§ Task requirements: Only the lines from the one with "Give me a plain-text" to the end of the data, both ends included, should be output, exactly as they stand and without pictures.

§ Transcribed page data:
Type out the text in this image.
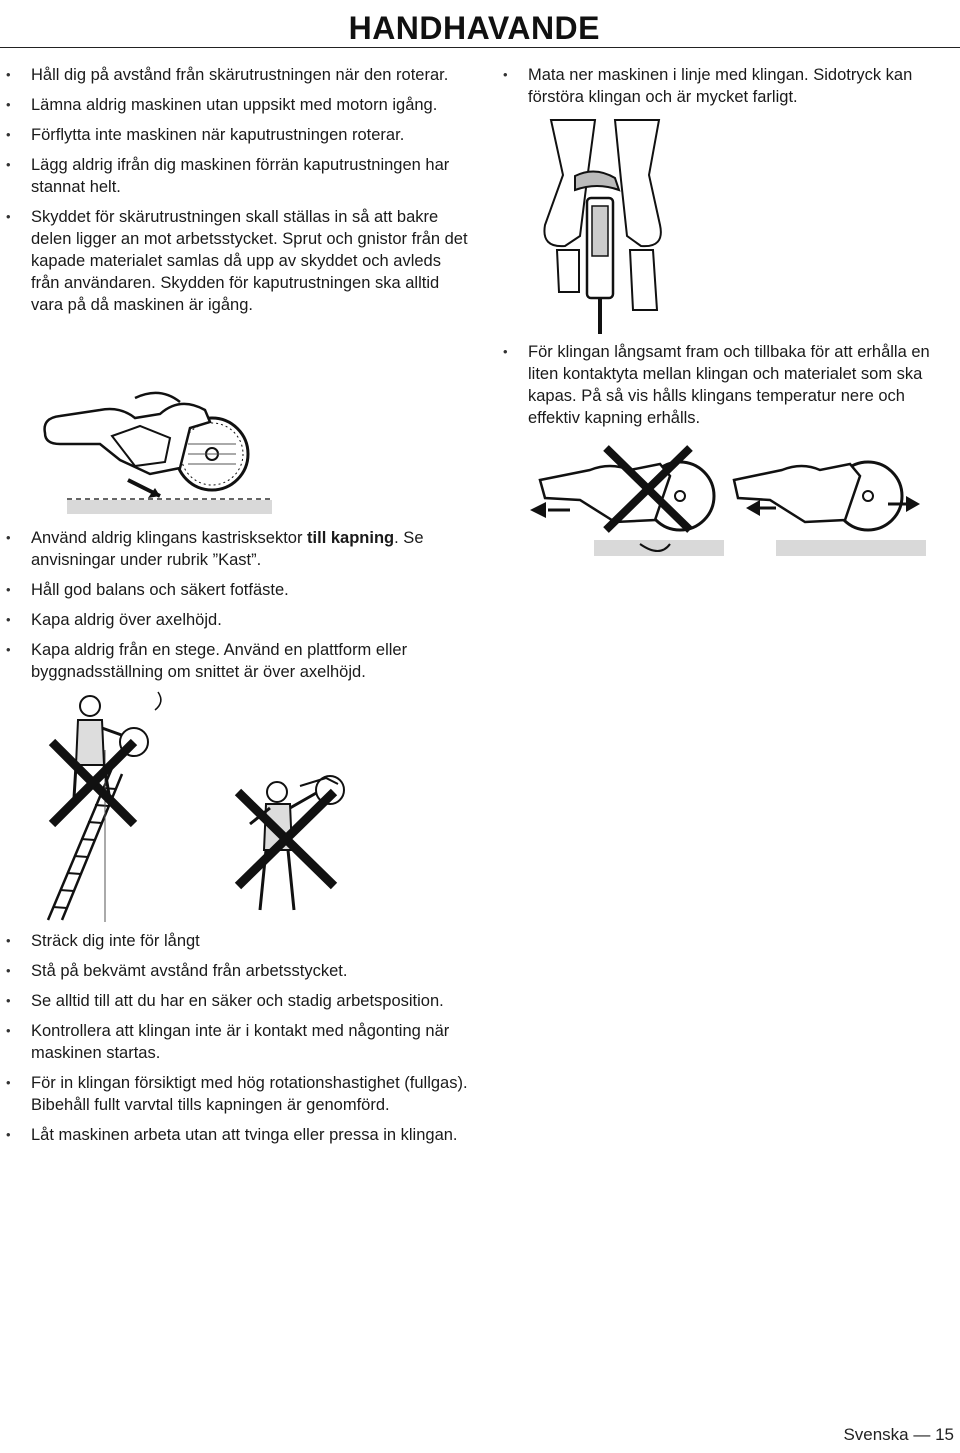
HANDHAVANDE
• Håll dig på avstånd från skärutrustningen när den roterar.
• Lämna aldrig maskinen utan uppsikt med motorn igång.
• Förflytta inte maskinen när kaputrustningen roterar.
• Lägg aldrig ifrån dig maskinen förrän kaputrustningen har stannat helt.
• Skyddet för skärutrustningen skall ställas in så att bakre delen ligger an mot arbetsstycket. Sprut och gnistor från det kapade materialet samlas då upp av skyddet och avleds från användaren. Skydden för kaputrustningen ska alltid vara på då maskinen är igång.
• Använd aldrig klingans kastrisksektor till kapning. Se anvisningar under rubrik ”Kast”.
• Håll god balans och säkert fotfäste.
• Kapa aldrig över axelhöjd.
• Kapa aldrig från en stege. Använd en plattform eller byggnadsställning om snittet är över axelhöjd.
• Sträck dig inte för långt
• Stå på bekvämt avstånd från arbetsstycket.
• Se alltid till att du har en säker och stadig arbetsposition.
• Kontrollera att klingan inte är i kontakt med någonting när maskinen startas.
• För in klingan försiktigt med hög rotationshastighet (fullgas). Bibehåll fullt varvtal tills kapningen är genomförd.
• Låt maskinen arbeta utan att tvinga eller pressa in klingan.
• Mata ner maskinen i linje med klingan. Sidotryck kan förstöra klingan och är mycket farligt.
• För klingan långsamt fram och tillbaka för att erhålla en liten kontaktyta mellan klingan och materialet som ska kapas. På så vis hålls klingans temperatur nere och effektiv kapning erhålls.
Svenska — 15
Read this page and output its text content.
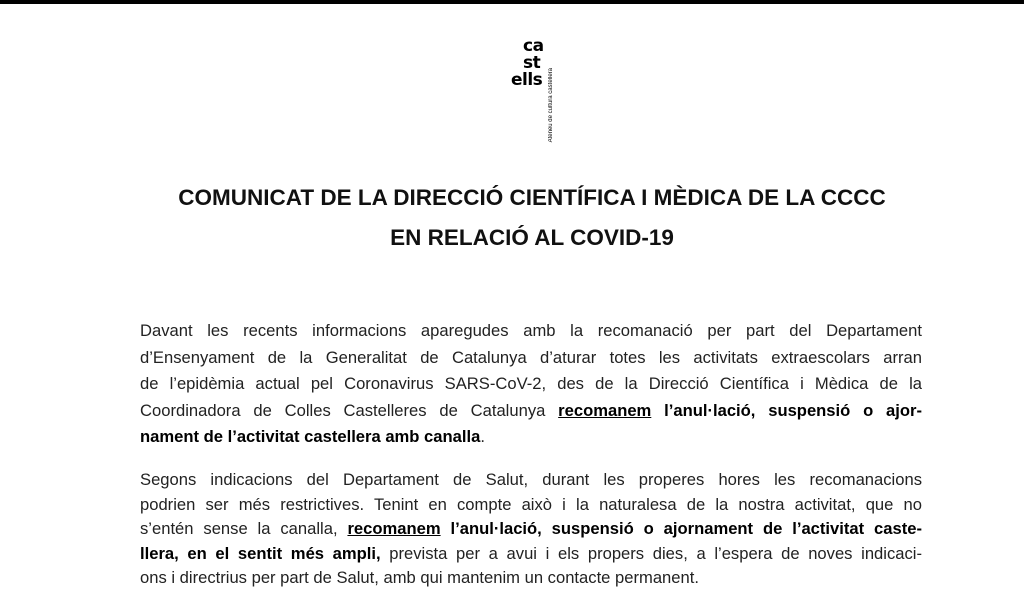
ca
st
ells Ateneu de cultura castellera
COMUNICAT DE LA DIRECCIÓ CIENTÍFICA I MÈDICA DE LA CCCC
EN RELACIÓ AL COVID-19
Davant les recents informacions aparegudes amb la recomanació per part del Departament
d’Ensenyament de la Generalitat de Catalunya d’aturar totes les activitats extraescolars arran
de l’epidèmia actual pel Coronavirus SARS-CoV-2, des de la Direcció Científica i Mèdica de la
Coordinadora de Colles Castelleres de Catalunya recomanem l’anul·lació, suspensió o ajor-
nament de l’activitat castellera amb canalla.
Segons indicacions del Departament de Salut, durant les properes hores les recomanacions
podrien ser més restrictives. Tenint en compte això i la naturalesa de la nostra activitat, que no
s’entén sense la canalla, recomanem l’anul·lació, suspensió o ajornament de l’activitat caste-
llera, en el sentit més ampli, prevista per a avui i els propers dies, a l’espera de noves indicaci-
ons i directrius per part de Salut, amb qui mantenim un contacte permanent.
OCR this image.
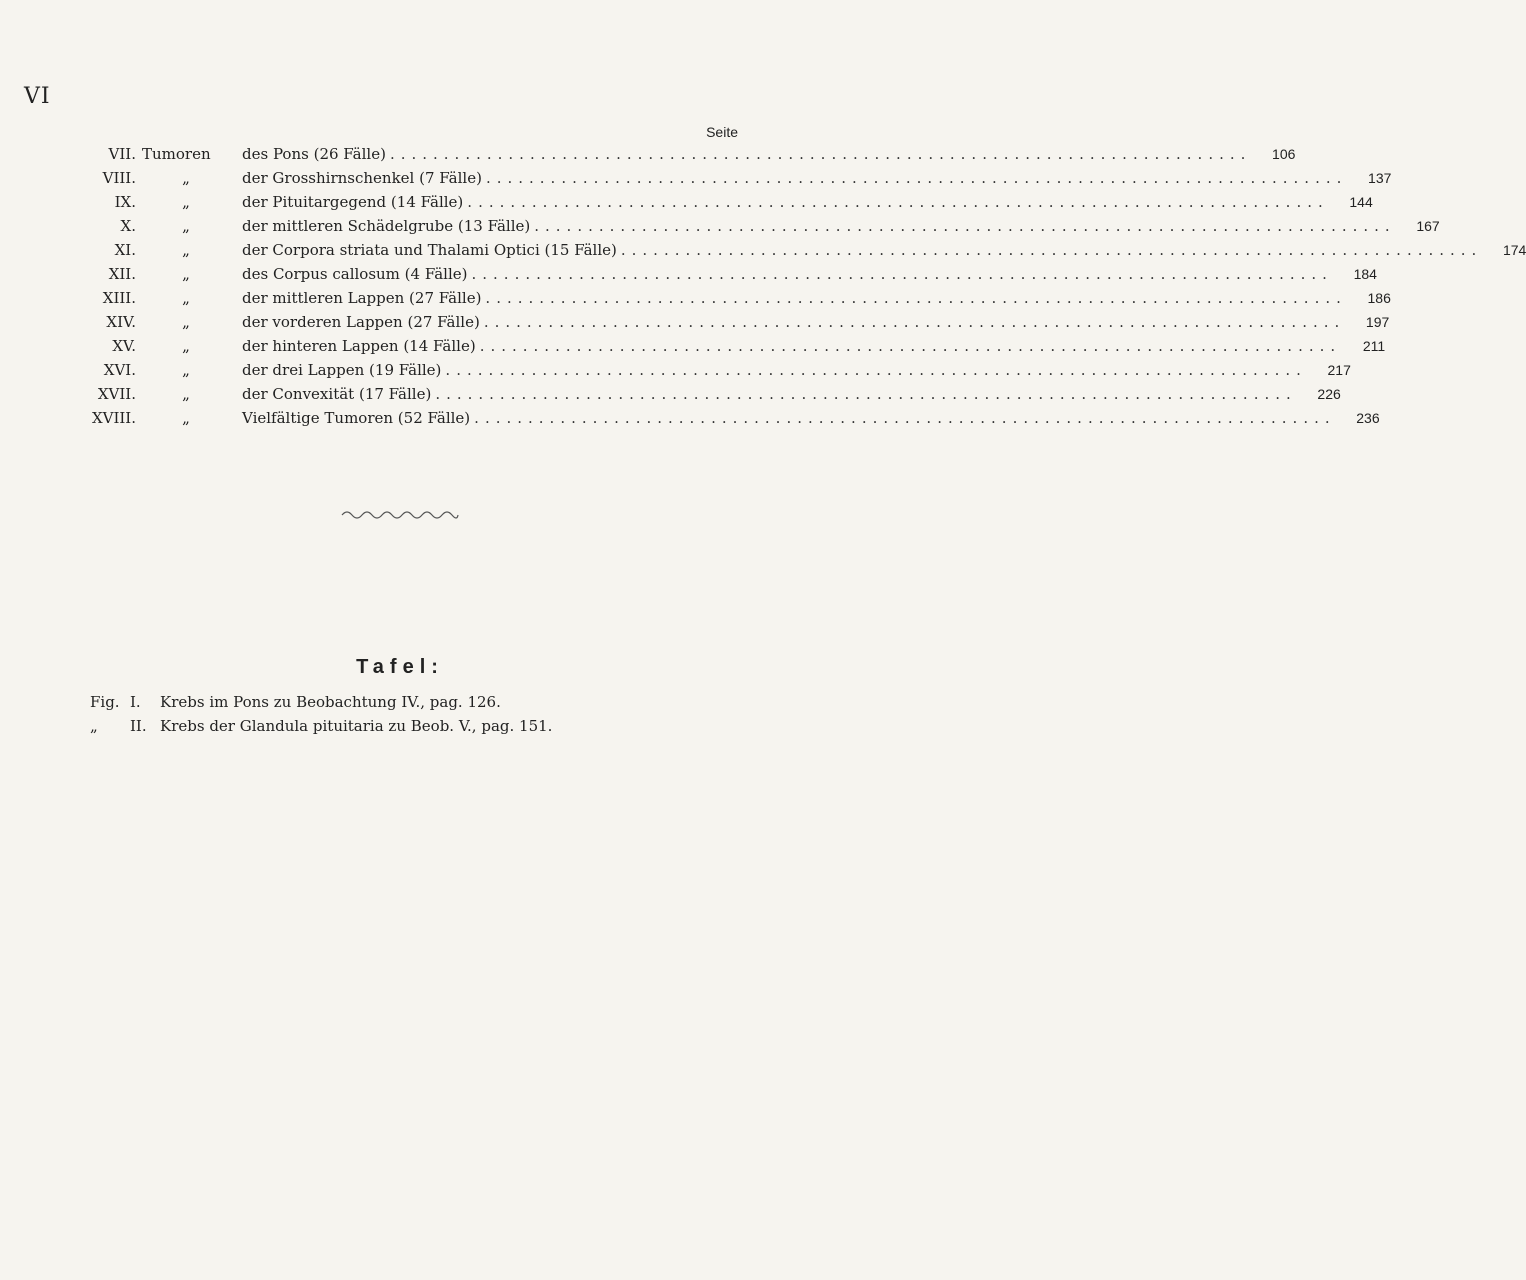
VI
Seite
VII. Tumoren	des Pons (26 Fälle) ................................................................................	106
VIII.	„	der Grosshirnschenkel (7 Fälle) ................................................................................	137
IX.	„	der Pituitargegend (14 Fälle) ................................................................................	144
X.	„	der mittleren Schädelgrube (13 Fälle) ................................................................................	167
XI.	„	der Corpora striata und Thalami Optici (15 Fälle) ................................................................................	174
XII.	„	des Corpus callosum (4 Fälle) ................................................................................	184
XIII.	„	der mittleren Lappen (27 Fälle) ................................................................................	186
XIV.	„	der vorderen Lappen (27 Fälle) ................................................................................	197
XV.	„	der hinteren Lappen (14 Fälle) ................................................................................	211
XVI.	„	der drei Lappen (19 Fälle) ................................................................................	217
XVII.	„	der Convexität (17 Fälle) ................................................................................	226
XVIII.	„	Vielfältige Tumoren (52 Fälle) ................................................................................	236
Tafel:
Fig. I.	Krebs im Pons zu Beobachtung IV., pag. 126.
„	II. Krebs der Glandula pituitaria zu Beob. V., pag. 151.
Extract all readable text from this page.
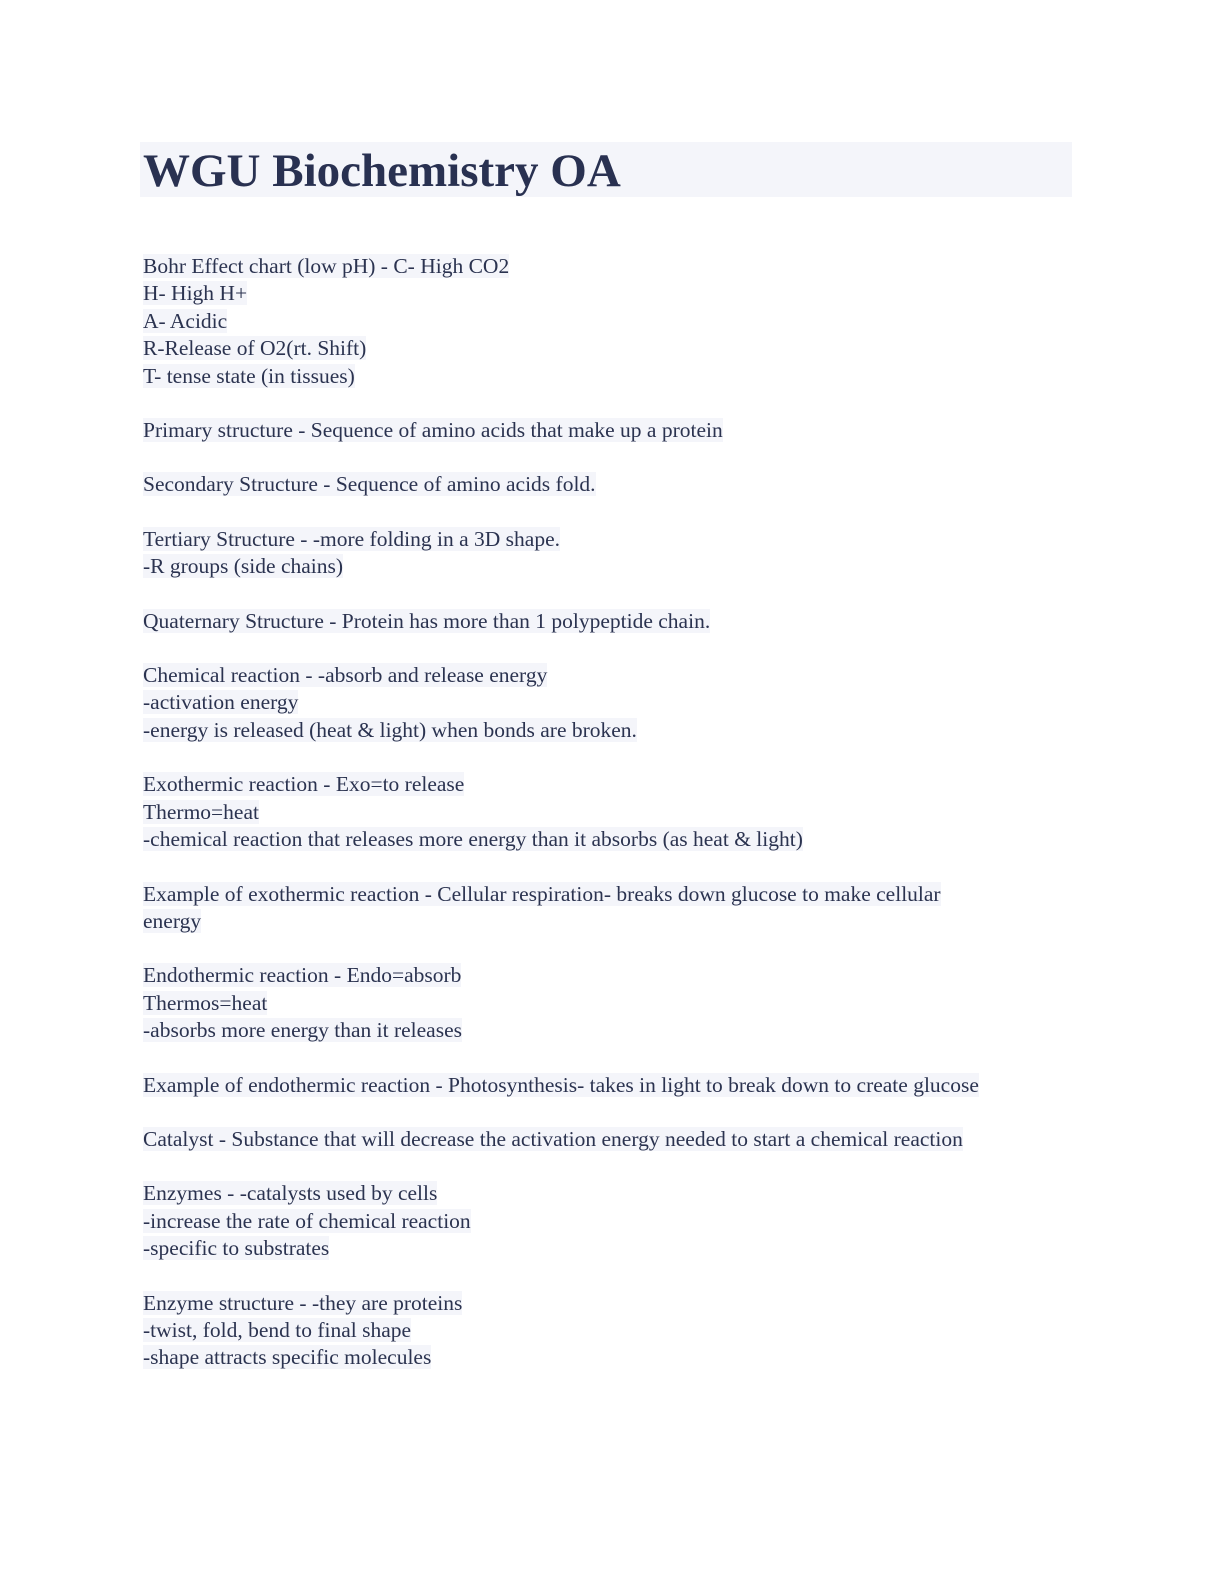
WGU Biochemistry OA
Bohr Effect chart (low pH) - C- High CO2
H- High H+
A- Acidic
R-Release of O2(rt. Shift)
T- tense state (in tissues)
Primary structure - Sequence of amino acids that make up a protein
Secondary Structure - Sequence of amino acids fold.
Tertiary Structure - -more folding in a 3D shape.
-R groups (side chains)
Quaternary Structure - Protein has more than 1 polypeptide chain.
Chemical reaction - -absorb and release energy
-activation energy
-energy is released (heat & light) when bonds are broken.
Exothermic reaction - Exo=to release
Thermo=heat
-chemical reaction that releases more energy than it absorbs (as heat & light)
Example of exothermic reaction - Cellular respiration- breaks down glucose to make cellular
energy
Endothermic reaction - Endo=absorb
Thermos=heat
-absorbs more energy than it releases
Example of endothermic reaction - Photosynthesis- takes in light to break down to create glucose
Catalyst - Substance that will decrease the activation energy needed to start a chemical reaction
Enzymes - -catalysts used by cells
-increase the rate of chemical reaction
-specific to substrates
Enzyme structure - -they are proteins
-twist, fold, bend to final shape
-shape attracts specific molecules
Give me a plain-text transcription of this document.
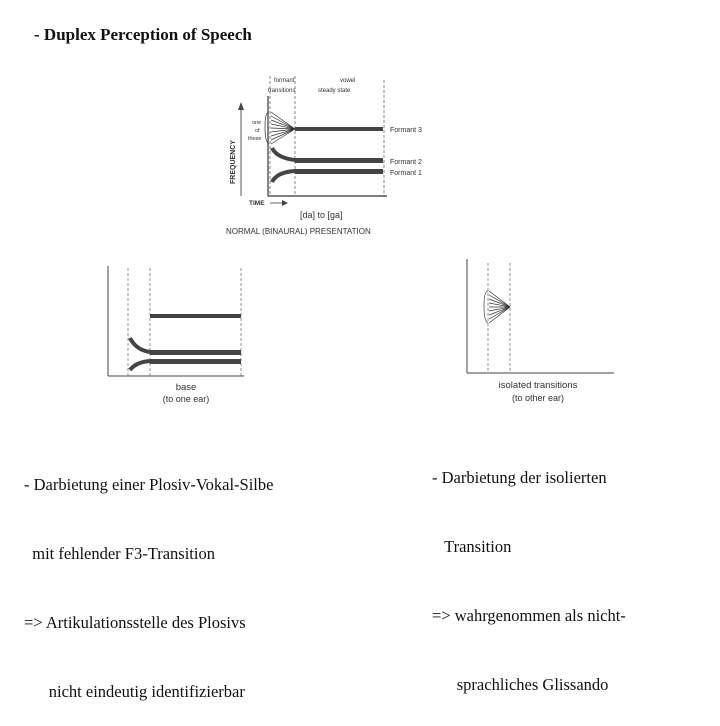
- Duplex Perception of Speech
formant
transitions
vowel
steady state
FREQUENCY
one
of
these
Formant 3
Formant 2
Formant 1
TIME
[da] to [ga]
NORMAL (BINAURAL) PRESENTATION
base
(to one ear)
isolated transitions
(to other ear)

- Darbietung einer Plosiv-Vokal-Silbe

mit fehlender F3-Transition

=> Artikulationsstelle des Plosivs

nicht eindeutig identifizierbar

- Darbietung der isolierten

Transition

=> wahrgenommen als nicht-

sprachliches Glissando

§ Your solution:
Give me a plain-text transcription of this document.
- Duplex Perception of Speech
formant
transitions
vowel
steady state
FREQUENCY
one
of
these
Formant 3
Formant 2
Formant 1
TIME
[da] to [ga]
NORMAL (BINAURAL) PRESENTATION
base
(to one ear)
isolated transitions
(to other ear)

- Darbietung einer Plosiv-Vokal-Silbe

mit fehlender F3-Transition

=> Artikulationsstelle des Plosivs

nicht eindeutig identifizierbar

- Darbietung der isolierten

Transition

=> wahrgenommen als nicht-

sprachliches Glissando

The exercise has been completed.